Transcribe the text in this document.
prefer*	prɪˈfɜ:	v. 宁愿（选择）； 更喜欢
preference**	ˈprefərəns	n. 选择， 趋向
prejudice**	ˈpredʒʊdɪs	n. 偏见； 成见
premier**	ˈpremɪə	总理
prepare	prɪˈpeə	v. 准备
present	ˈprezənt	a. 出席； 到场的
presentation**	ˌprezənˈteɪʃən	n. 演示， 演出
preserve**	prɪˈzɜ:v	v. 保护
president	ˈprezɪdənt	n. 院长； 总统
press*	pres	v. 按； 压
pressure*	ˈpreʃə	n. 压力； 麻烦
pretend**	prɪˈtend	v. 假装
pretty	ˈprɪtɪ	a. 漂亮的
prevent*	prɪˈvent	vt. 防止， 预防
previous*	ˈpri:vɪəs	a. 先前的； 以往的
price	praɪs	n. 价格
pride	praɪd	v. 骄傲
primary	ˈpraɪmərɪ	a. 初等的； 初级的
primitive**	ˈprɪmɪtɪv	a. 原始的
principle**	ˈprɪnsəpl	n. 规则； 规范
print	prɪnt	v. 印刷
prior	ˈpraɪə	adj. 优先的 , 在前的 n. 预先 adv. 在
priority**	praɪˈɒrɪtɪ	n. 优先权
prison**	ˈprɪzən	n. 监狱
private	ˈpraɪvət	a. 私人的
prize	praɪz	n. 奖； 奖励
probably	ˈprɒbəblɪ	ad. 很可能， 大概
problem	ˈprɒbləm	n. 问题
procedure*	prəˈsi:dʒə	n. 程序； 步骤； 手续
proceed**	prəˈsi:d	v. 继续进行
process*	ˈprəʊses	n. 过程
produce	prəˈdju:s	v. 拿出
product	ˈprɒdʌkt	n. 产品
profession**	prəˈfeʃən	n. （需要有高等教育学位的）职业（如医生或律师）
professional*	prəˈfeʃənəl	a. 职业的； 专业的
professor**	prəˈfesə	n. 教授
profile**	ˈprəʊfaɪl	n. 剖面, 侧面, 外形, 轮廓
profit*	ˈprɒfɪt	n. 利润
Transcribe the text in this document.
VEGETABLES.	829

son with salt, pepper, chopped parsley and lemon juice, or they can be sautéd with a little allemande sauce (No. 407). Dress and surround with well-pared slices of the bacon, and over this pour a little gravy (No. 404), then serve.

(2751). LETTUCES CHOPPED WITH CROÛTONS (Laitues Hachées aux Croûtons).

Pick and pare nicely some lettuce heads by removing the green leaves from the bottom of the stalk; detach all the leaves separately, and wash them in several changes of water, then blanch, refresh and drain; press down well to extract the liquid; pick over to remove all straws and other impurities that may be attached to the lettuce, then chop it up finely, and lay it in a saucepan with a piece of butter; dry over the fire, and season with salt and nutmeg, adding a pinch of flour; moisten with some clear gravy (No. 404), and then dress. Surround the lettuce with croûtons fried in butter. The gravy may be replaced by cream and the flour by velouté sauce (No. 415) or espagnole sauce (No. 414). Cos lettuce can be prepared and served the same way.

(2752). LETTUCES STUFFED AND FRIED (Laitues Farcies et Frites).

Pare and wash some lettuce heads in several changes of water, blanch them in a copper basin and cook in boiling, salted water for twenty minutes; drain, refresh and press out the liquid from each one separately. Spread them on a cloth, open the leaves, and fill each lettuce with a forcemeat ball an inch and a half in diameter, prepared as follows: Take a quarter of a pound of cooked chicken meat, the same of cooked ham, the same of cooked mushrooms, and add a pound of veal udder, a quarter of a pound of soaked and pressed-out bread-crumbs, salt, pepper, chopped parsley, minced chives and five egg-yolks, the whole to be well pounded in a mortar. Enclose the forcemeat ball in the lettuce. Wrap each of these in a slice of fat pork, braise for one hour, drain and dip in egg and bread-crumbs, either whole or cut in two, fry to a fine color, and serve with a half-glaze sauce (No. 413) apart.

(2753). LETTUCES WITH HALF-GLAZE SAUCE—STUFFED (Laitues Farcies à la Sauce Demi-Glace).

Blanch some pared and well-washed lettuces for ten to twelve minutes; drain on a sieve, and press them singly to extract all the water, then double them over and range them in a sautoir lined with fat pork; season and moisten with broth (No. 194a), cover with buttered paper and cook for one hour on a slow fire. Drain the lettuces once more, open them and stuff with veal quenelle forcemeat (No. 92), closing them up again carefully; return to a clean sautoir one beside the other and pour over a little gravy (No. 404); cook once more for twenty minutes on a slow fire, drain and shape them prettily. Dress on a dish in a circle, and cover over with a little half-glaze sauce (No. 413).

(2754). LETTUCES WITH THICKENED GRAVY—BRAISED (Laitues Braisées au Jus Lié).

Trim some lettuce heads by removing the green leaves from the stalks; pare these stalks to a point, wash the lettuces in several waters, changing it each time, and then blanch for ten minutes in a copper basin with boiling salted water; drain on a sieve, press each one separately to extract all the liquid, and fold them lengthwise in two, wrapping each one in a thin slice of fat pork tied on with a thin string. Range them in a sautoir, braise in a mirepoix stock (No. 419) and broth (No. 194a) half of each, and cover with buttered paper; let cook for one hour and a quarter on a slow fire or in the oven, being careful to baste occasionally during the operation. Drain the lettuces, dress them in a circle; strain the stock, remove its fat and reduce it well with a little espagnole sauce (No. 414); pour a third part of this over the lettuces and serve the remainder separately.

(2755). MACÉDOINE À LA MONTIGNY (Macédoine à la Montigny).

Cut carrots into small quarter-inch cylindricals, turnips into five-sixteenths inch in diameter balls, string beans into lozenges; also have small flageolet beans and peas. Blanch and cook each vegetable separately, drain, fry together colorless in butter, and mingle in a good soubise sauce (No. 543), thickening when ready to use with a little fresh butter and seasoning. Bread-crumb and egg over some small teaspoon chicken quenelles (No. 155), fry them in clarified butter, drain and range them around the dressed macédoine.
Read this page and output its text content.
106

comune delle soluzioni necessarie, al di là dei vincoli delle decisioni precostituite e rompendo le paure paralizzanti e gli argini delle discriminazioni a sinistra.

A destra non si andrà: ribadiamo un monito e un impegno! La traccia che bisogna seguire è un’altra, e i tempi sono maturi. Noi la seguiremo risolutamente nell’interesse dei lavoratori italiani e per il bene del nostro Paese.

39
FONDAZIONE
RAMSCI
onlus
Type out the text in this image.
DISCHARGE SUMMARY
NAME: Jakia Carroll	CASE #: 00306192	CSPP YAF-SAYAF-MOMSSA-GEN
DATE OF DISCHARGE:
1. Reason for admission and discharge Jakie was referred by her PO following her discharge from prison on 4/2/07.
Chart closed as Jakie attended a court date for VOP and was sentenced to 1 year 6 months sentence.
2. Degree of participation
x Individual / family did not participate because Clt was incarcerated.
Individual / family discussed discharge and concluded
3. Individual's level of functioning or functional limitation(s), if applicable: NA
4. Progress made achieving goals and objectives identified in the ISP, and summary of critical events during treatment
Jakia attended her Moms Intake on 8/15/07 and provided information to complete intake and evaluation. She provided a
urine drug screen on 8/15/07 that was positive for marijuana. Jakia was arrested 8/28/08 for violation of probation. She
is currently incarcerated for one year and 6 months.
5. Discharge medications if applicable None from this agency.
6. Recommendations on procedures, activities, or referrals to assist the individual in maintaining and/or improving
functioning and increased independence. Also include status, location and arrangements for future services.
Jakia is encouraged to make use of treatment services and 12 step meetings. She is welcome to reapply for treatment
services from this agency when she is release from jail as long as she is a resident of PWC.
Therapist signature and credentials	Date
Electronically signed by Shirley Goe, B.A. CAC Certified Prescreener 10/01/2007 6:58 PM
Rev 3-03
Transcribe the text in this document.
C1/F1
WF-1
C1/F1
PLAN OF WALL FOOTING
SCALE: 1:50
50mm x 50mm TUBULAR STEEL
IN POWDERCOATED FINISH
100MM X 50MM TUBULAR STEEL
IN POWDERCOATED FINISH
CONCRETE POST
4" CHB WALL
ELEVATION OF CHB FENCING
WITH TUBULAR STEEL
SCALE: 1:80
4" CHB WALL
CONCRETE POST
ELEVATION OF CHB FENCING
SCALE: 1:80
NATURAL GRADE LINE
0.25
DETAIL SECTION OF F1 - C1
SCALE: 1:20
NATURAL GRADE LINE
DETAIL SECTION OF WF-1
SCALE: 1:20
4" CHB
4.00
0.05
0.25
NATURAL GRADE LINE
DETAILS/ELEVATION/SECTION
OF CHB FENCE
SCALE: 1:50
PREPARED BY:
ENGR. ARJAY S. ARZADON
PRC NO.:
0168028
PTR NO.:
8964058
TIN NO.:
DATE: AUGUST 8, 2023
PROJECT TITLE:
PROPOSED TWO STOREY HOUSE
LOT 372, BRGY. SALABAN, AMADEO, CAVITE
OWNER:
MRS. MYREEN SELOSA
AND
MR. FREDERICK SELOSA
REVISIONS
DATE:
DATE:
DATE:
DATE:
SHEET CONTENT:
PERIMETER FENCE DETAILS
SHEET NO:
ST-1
• • • • • • •
*YOUR OBJECTIVE:* Count each line of the entries that holds the word "TUBULAR", then state the total and nothing more.

*ANSWER:* 3